A block of data
.....

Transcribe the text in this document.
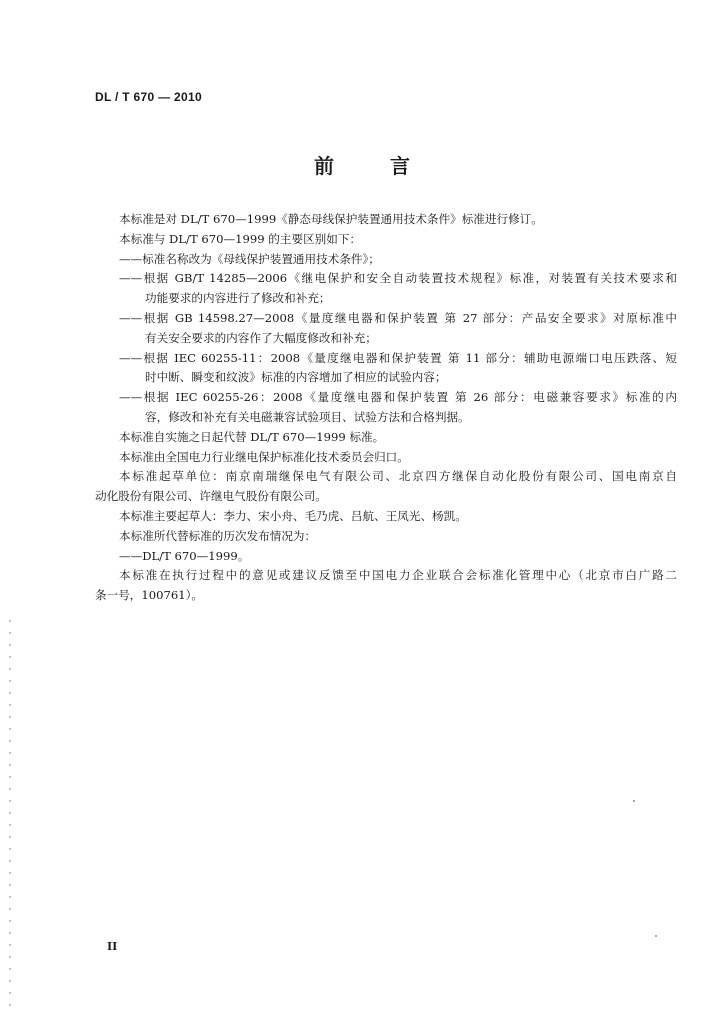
DL / T 670 — 2010
前	言

本标准是对 DL/T 670—1999《静态母线保护装置通用技术条件》标准进行修订。

本标准与 DL/T 670—1999 的主要区别如下：

——标准名称改为《母线保护装置通用技术条件》；

——根据 GB/T 14285—2006《继电保护和安全自动装置技术规程》标准，对装置有关技术要求和

功能要求的内容进行了修改和补充；

——根据 GB 14598.27—2008《量度继电器和保护装置 第 27 部分：产品安全要求》对原标准中

有关安全要求的内容作了大幅度修改和补充；

——根据 IEC 60255-11：2008《量度继电器和保护装置 第 11 部分：辅助电源端口电压跌落、短

时中断、瞬变和纹波》标准的内容增加了相应的试验内容；

——根据 IEC 60255-26：2008《量度继电器和保护装置 第 26 部分：电磁兼容要求》标准的内

容，修改和补充有关电磁兼容试验项目、试验方法和合格判据。

本标准自实施之日起代替 DL/T 670—1999 标准。

本标准由全国电力行业继电保护标准化技术委员会归口。

本标准起草单位：南京南瑞继保电气有限公司、北京四方继保自动化股份有限公司、国电南京自

动化股份有限公司、许继电气股份有限公司。

本标准主要起草人：李力、宋小舟、毛乃虎、吕航、王凤光、杨凯。

本标准所代替标准的历次发布情况为：

——DL/T 670—1999。

本标准在执行过程中的意见或建议反馈至中国电力企业联合会标准化管理中心（北京市白广路二

条一号，100761）。

II
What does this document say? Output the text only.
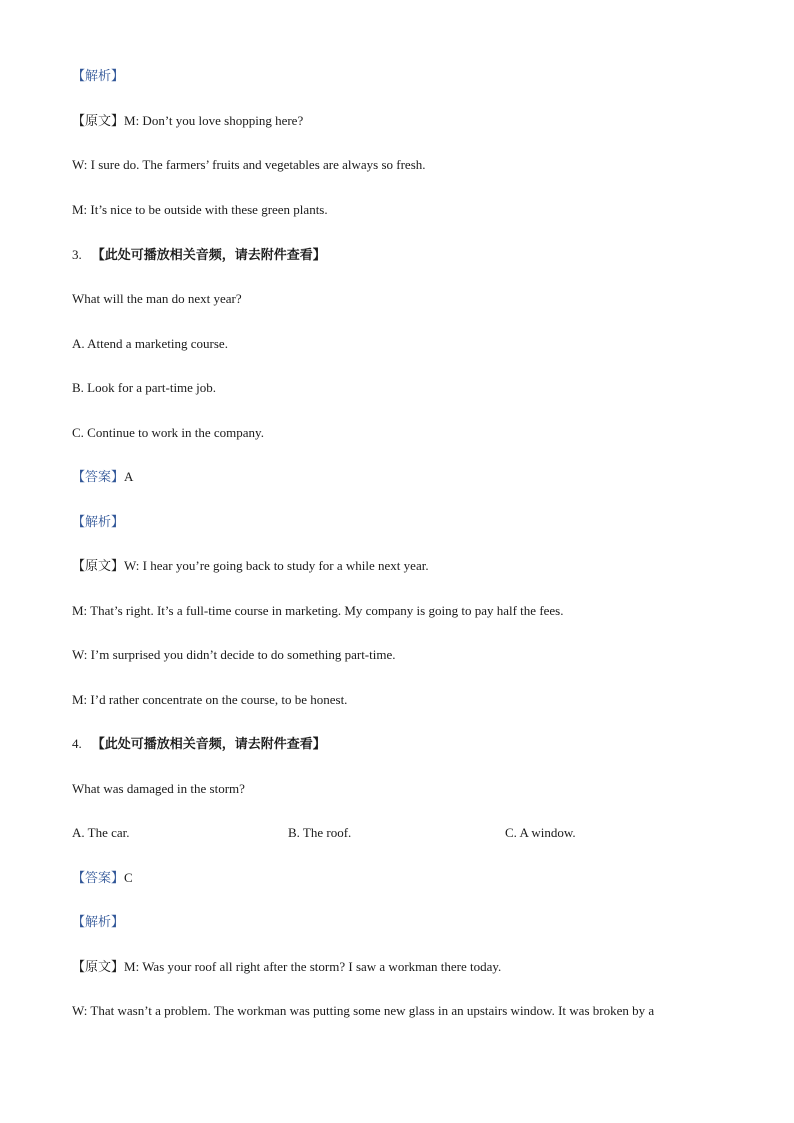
【解析】
【原文】M: Don’t you love shopping here?
W: I sure do. The farmers’ fruits and vegetables are always so fresh.
M: It’s nice to be outside with these green plants.
3. 【此处可播放相关音频，请去附件查看】
What will the man do next year?
A. Attend a marketing course.
B. Look for a part-time job.
C. Continue to work in the company.
【答案】A
【解析】
【原文】W: I hear you’re going back to study for a while next year.
M: That’s right. It’s a full-time course in marketing. My company is going to pay half the fees.
W: I’m surprised you didn’t decide to do something part-time.
M: I’d rather concentrate on the course, to be honest.
4. 【此处可播放相关音频，请去附件查看】
What was damaged in the storm?
A. The car.	B. The roof.	C. A window.
【答案】C
【解析】
【原文】M: Was your roof all right after the storm? I saw a workman there today.
W: That wasn’t a problem. The workman was putting some new glass in an upstairs window. It was broken by a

.....

Every entry above needs to be retyped exactly; drop the pictures.

The reply
Transcribe the text in this document.
DL / T 670 — 2010
前	言

本标准是对 DL/T 670—1999《静态母线保护装置通用技术条件》标准进行修订。

本标准与 DL/T 670—1999 的主要区别如下：

——标准名称改为《母线保护装置通用技术条件》；

——根据 GB/T 14285—2006《继电保护和安全自动装置技术规程》标准，对装置有关技术要求和

功能要求的内容进行了修改和补充；

——根据 GB 14598.27—2008《量度继电器和保护装置 第 27 部分：产品安全要求》对原标准中

有关安全要求的内容作了大幅度修改和补充；

——根据 IEC 60255-11：2008《量度继电器和保护装置 第 11 部分：辅助电源端口电压跌落、短

时中断、瞬变和纹波》标准的内容增加了相应的试验内容；

——根据 IEC 60255-26：2008《量度继电器和保护装置 第 26 部分：电磁兼容要求》标准的内

容，修改和补充有关电磁兼容试验项目、试验方法和合格判据。

本标准自实施之日起代替 DL/T 670—1999 标准。

本标准由全国电力行业继电保护标准化技术委员会归口。

本标准起草单位：南京南瑞继保电气有限公司、北京四方继保自动化股份有限公司、国电南京自

动化股份有限公司、许继电气股份有限公司。

本标准主要起草人：李力、宋小舟、毛乃虎、吕航、王凤光、杨凯。

本标准所代替标准的历次发布情况为：

——DL/T 670—1999。

本标准在执行过程中的意见或建议反馈至中国电力企业联合会标准化管理中心（北京市白广路二

条一号，100761）。

II
What does this document say? Output the text only.
【解析】
【原文】M: Don’t you love shopping here?
W: I sure do. The farmers’ fruits and vegetables are always so fresh.
M: It’s nice to be outside with these green plants.
3. 【此处可播放相关音频，请去附件查看】
What will the man do next year?
A. Attend a marketing course.
B. Look for a part-time job.
C. Continue to work in the company.
【答案】A
【解析】
【原文】W: I hear you’re going back to study for a while next year.
M: That’s right. It’s a full-time course in marketing. My company is going to pay half the fees.
W: I’m surprised you didn’t decide to do something part-time.
M: I’d rather concentrate on the course, to be honest.
4. 【此处可播放相关音频，请去附件查看】
What was damaged in the storm?
A. The car.	B. The roof.	C. A window.
【答案】C
【解析】
【原文】M: Was your roof all right after the storm? I saw a workman there today.
W: That wasn’t a problem. The workman was putting some new glass in an upstairs window. It was broken by a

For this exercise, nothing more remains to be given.